--- START ---

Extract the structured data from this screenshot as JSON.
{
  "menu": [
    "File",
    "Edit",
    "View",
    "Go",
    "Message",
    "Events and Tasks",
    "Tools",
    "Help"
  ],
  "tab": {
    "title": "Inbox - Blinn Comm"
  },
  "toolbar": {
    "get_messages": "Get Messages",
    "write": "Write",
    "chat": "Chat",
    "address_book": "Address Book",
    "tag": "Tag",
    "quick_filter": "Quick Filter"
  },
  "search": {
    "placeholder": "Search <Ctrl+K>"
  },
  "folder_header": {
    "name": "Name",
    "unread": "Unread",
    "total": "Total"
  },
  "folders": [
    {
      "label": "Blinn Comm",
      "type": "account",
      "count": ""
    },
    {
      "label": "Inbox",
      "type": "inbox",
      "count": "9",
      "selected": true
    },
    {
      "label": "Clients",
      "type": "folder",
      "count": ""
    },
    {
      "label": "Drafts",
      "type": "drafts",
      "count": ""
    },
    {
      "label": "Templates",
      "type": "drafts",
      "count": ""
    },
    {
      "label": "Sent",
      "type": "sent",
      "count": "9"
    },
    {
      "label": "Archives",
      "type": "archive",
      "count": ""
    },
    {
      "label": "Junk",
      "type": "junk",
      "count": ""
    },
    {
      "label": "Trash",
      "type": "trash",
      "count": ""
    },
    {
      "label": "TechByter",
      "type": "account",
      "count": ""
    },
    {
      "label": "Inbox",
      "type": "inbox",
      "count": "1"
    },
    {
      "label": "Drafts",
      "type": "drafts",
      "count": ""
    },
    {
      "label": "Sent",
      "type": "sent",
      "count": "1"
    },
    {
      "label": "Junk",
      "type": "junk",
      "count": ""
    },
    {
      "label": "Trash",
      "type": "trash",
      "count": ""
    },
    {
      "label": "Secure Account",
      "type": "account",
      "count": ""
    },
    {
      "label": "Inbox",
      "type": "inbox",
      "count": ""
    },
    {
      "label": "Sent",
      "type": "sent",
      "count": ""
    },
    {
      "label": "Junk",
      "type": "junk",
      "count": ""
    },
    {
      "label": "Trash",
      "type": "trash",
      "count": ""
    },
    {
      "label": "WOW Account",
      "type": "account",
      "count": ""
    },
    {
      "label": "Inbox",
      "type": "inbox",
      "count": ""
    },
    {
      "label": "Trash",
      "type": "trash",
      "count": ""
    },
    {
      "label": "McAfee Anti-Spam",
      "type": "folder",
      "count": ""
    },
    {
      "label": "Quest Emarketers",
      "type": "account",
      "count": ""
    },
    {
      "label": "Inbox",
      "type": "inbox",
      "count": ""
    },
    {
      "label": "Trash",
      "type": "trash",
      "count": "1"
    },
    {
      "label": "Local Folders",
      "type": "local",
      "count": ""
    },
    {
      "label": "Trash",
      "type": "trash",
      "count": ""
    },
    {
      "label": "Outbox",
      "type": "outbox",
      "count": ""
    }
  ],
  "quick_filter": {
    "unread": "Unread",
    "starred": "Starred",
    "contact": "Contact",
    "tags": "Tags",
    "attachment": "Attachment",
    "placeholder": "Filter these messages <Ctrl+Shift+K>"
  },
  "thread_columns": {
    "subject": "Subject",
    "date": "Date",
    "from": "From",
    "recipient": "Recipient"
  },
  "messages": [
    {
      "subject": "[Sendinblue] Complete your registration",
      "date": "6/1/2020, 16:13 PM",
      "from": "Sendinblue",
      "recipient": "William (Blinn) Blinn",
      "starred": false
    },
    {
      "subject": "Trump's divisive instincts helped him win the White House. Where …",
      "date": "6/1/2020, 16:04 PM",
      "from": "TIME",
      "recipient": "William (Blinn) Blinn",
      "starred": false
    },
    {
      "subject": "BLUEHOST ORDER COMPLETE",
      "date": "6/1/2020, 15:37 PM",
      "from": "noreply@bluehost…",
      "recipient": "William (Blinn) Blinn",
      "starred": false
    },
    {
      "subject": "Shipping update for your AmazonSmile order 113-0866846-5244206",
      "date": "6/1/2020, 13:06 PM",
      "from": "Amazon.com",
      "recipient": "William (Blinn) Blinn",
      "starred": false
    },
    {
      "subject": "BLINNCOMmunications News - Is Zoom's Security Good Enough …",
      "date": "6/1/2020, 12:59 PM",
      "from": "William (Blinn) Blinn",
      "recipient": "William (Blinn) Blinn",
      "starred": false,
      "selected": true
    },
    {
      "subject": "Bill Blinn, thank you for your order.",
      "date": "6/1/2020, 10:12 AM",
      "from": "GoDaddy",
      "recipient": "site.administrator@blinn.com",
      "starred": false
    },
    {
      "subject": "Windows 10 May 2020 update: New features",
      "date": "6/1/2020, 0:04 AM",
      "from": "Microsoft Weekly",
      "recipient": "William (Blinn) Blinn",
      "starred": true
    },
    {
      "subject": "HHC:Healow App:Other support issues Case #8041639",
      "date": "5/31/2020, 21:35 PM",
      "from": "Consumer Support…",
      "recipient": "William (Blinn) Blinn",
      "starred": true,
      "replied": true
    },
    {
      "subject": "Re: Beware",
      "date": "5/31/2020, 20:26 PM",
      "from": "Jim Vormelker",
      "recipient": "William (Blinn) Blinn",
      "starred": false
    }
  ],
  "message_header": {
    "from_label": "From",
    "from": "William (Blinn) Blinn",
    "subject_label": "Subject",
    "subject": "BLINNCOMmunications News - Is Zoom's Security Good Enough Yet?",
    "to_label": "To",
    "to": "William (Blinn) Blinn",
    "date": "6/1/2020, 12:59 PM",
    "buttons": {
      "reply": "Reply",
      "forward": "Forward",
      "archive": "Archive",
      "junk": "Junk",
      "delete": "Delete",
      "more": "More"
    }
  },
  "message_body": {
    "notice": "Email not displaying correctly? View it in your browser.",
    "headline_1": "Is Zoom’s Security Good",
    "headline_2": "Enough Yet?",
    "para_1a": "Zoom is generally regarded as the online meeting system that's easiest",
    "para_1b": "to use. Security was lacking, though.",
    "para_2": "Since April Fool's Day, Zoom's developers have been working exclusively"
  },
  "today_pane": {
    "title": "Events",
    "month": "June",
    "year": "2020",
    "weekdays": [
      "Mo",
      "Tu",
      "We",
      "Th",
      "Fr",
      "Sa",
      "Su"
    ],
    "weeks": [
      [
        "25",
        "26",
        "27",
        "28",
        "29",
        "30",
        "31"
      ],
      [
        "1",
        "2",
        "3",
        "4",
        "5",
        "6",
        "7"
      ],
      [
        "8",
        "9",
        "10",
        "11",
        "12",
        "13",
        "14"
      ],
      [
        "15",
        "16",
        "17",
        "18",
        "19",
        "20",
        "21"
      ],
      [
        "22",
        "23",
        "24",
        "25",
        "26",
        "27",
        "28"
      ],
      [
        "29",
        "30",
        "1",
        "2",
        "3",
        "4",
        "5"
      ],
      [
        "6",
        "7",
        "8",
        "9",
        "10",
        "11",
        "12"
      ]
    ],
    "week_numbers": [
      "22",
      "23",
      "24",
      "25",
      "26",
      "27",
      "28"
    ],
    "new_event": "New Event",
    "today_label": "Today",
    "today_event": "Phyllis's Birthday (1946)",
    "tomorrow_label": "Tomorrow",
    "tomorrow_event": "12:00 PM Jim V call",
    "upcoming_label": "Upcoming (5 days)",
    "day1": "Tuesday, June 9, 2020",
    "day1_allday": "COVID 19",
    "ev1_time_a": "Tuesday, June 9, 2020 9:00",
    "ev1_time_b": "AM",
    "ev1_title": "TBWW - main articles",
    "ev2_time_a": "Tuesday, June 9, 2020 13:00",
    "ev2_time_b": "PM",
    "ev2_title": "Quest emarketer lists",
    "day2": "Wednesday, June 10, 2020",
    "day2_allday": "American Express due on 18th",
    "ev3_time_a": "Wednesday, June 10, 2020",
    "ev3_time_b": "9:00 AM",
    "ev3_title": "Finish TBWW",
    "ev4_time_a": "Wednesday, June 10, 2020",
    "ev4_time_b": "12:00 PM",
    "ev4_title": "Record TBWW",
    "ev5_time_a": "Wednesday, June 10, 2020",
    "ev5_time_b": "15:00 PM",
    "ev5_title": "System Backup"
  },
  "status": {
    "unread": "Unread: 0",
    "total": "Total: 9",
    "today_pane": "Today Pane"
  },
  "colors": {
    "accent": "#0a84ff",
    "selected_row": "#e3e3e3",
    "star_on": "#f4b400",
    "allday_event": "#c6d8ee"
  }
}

--- END ---

→ **What the task requires**: Every line above that contains the word "Enough" should be reported.

→ **Answer to this task**:
      "subject": "BLINNCOMmunications News - Is Zoom's Security Good Enough …",
    "subject": "BLINNCOMmunications News - Is Zoom's Security Good Enough Yet?",
    "headline_2": "Enough Yet?",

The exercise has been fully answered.